Work to do: Retype the data that follows line by line, exactly, and leave its pictures out.

Data section:
=======
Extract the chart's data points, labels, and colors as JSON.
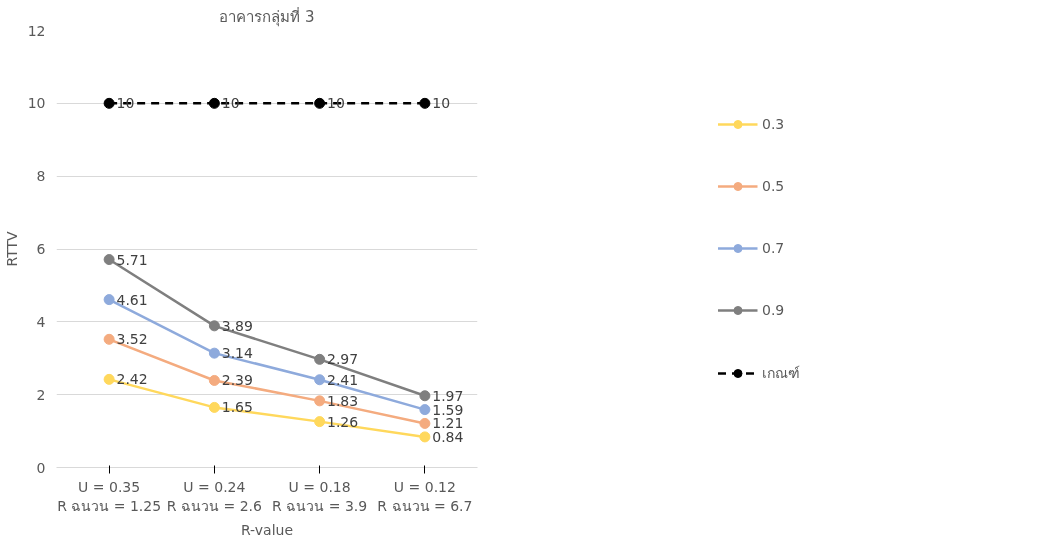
{
  "chart_data": {
    "type": "line",
    "title": "อาคารกลุ่มที่ 3",
    "xlabel": "R-value",
    "ylabel": "RTTV",
    "categories": [
      "U = 0.35\nR ฉนวน = 1.25",
      "U = 0.24\nR ฉนวน = 2.6",
      "U = 0.18\nR ฉนวน = 3.9",
      "U = 0.12\nR ฉนวน = 6.7"
    ],
    "series": [
      {
        "name": "0.3",
        "color": "#ffd85c",
        "values": [
          2.42,
          1.65,
          1.26,
          0.84
        ]
      },
      {
        "name": "0.5",
        "color": "#f4ab7f",
        "values": [
          3.52,
          2.39,
          1.83,
          1.21
        ]
      },
      {
        "name": "0.7",
        "color": "#8eaadc",
        "values": [
          4.61,
          3.14,
          2.41,
          1.59
        ]
      },
      {
        "name": "0.9",
        "color": "#7f7f7f",
        "values": [
          5.71,
          3.89,
          2.97,
          1.97
        ]
      },
      {
        "name": "เกณฑ์",
        "color": "#000000",
        "values": [
          10,
          10,
          10,
          10
        ],
        "line_style": "dashed"
      }
    ],
    "ylim": [
      0,
      12
    ],
    "yticks": [
      0,
      2,
      4,
      6,
      8,
      10,
      12
    ],
    "grid": "y",
    "legend": "right",
    "marker": "circle",
    "line_style": "solid",
    "data_labels": true
  }
}
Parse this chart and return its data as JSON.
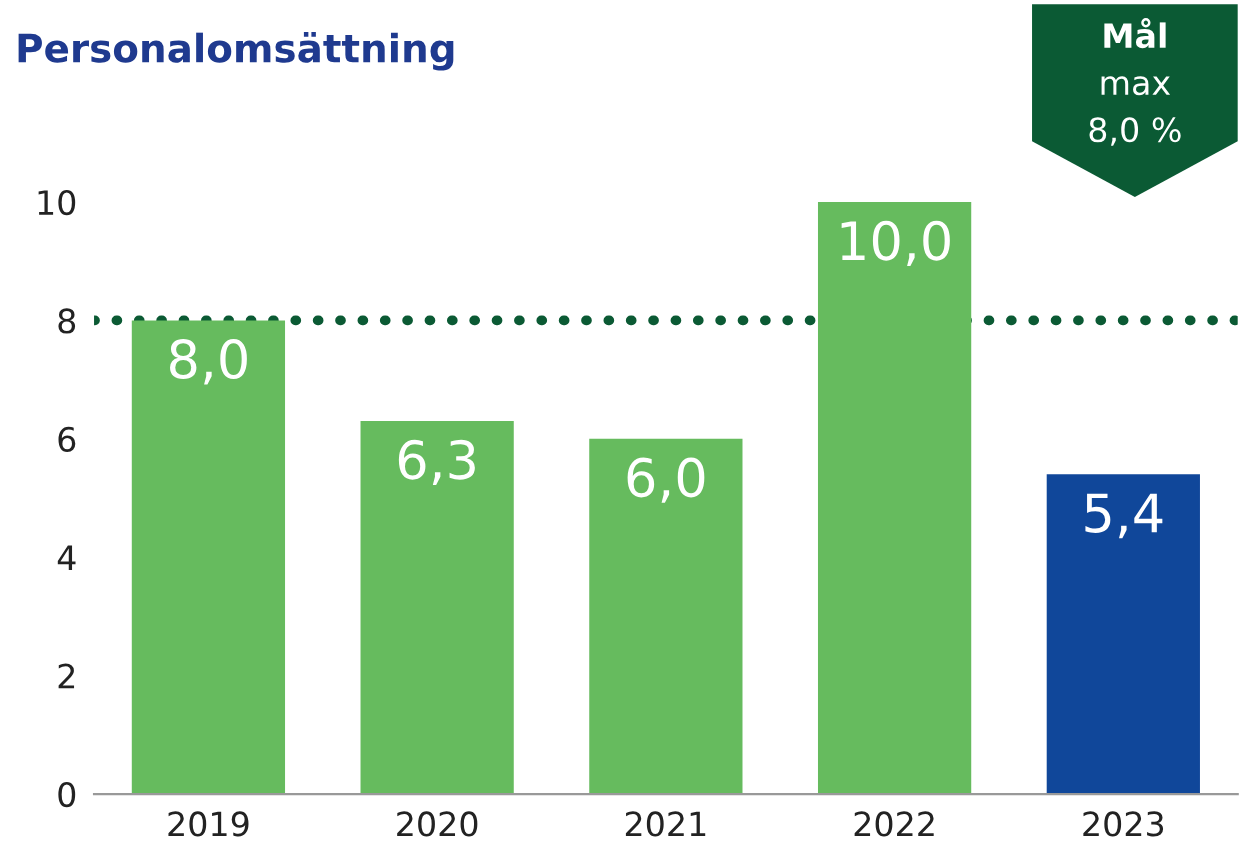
{
  "chart_data": {
    "type": "bar",
    "title": "Personalomsättning",
    "categories": [
      "2019",
      "2020",
      "2021",
      "2022",
      "2023"
    ],
    "values": [
      8.0,
      6.3,
      6.0,
      10.0,
      5.4
    ],
    "colors": [
      "#66bb5e",
      "#66bb5e",
      "#66bb5e",
      "#66bb5e",
      "#10479a"
    ],
    "value_labels": [
      "8,0",
      "6,3",
      "6,0",
      "10,0",
      "5,4"
    ],
    "ylim": [
      0,
      10
    ],
    "yticks": [
      0,
      2,
      4,
      6,
      8,
      10
    ],
    "grid": false,
    "annotations": [
      "Mål\nmax\n8,0 %"
    ],
    "ref_lines": [
      {
        "axis": "y",
        "value": 8,
        "color": "#0b5a34",
        "line_style": "dotted"
      }
    ]
  }
}
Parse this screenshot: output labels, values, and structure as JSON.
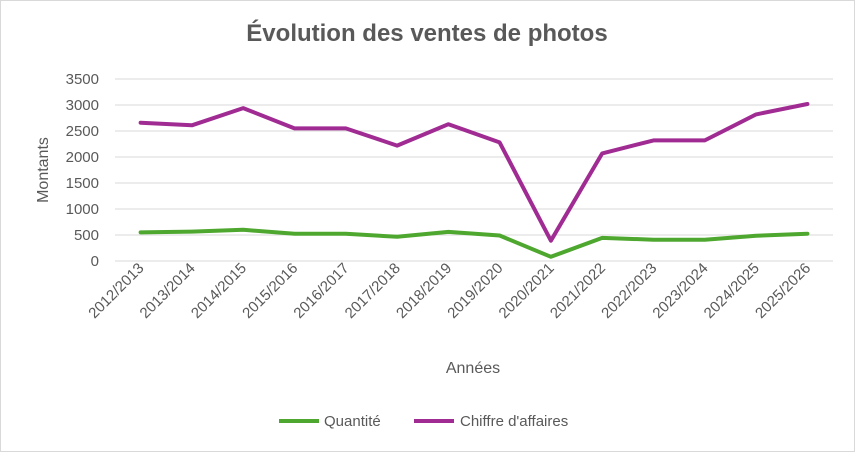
{
  "chart_data": {
    "type": "line",
    "title": "Évolution des ventes de photos",
    "xlabel": "Années",
    "ylabel": "Montants",
    "categories": [
      "2012/2013",
      "2013/2014",
      "2014/2015",
      "2015/2016",
      "2016/2017",
      "2017/2018",
      "2018/2019",
      "2019/2020",
      "2020/2021",
      "2021/2022",
      "2022/2023",
      "2023/2024",
      "2024/2025",
      "2025/2026"
    ],
    "ylim": [
      0,
      3500
    ],
    "yticks": [
      0,
      500,
      1000,
      1500,
      2000,
      2500,
      3000,
      3500
    ],
    "grid": true,
    "legend_position": "bottom",
    "series": [
      {
        "name": "Quantité",
        "color": "#4ea72e",
        "values": [
          550,
          565,
          600,
          525,
          525,
          465,
          560,
          490,
          80,
          445,
          410,
          410,
          485,
          525
        ]
      },
      {
        "name": "Chiffre d'affaires",
        "color": "#a02b93",
        "values": [
          2660,
          2610,
          2940,
          2550,
          2550,
          2220,
          2630,
          2280,
          390,
          2070,
          2320,
          2320,
          2820,
          3020
        ]
      }
    ]
  }
}
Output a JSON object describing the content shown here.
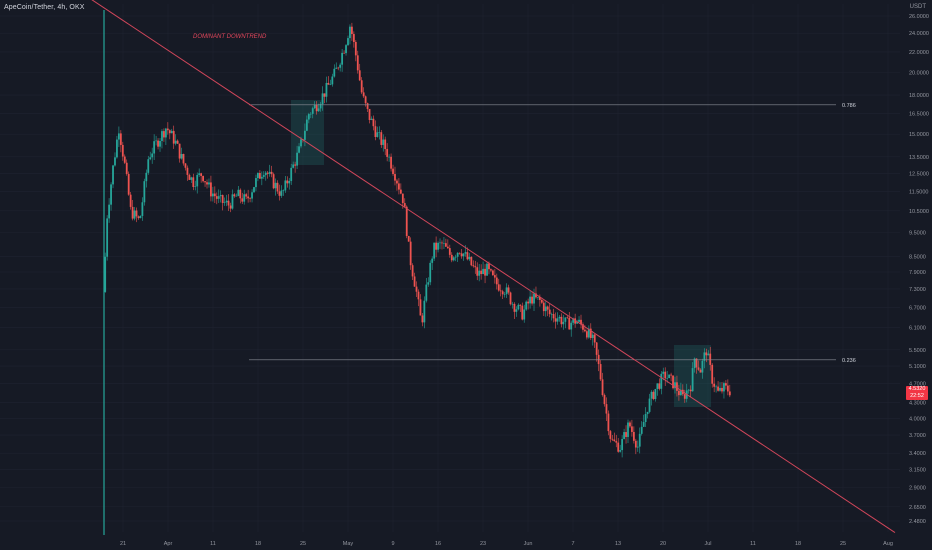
=======
Expected output:
Extract the chart's data points, labels, and colors as JSON.
{
  "chart_data": {
    "type": "line",
    "title": "อาคารกลุ่มที่ 3",
    "xlabel": "R-value",
    "ylabel": "RTTV",
    "categories": [
      "U = 0.35\nR ฉนวน = 1.25",
      "U = 0.24\nR ฉนวน = 2.6",
      "U = 0.18\nR ฉนวน = 3.9",
      "U = 0.12\nR ฉนวน = 6.7"
    ],
    "series": [
      {
        "name": "0.3",
        "color": "#ffd85c",
        "values": [
          2.42,
          1.65,
          1.26,
          0.84
        ]
      },
      {
        "name": "0.5",
        "color": "#f4ab7f",
        "values": [
          3.52,
          2.39,
          1.83,
          1.21
        ]
      },
      {
        "name": "0.7",
        "color": "#8eaadc",
        "values": [
          4.61,
          3.14,
          2.41,
          1.59
        ]
      },
      {
        "name": "0.9",
        "color": "#7f7f7f",
        "values": [
          5.71,
          3.89,
          2.97,
          1.97
        ]
      },
      {
        "name": "เกณฑ์",
        "color": "#000000",
        "values": [
          10,
          10,
          10,
          10
        ],
        "line_style": "dashed"
      }
    ],
    "ylim": [
      0,
      12
    ],
    "yticks": [
      0,
      2,
      4,
      6,
      8,
      10,
      12
    ],
    "grid": "y",
    "legend": "right",
    "marker": "circle",
    "line_style": "solid",
    "data_labels": true
  }
}
Parse this chart and return its data as JSON.
{
  "chart_data": {
    "type": "bar",
    "title": "Personalomsättning",
    "categories": [
      "2019",
      "2020",
      "2021",
      "2022",
      "2023"
    ],
    "values": [
      8.0,
      6.3,
      6.0,
      10.0,
      5.4
    ],
    "colors": [
      "#66bb5e",
      "#66bb5e",
      "#66bb5e",
      "#66bb5e",
      "#10479a"
    ],
    "value_labels": [
      "8,0",
      "6,3",
      "6,0",
      "10,0",
      "5,4"
    ],
    "ylim": [
      0,
      10
    ],
    "yticks": [
      0,
      2,
      4,
      6,
      8,
      10
    ],
    "grid": false,
    "annotations": [
      "Mål\nmax\n8,0 %"
    ],
    "ref_lines": [
      {
        "axis": "y",
        "value": 8,
        "color": "#0b5a34",
        "line_style": "dotted"
      }
    ]
  }
}
Parse this screenshot: output labels, values, and structure as JSON.
{
  "chart_data": {
    "type": "line",
    "title": "Évolution des ventes de photos",
    "xlabel": "Années",
    "ylabel": "Montants",
    "categories": [
      "2012/2013",
      "2013/2014",
      "2014/2015",
      "2015/2016",
      "2016/2017",
      "2017/2018",
      "2018/2019",
      "2019/2020",
      "2020/2021",
      "2021/2022",
      "2022/2023",
      "2023/2024",
      "2024/2025",
      "2025/2026"
    ],
    "ylim": [
      0,
      3500
    ],
    "yticks": [
      0,
      500,
      1000,
      1500,
      2000,
      2500,
      3000,
      3500
    ],
    "grid": true,
    "legend_position": "bottom",
    "series": [
      {
        "name": "Quantité",
        "color": "#4ea72e",
        "values": [
          550,
          565,
          600,
          525,
          525,
          465,
          560,
          490,
          80,
          445,
          410,
          410,
          485,
          525
        ]
      },
      {
        "name": "Chiffre d'affaires",
        "color": "#a02b93",
        "values": [
          2660,
          2610,
          2940,
          2550,
          2550,
          2220,
          2630,
          2280,
          390,
          2070,
          2320,
          2320,
          2820,
          3020
        ]
      }
    ]
  }
}
Output a JSON object describing the content shown here.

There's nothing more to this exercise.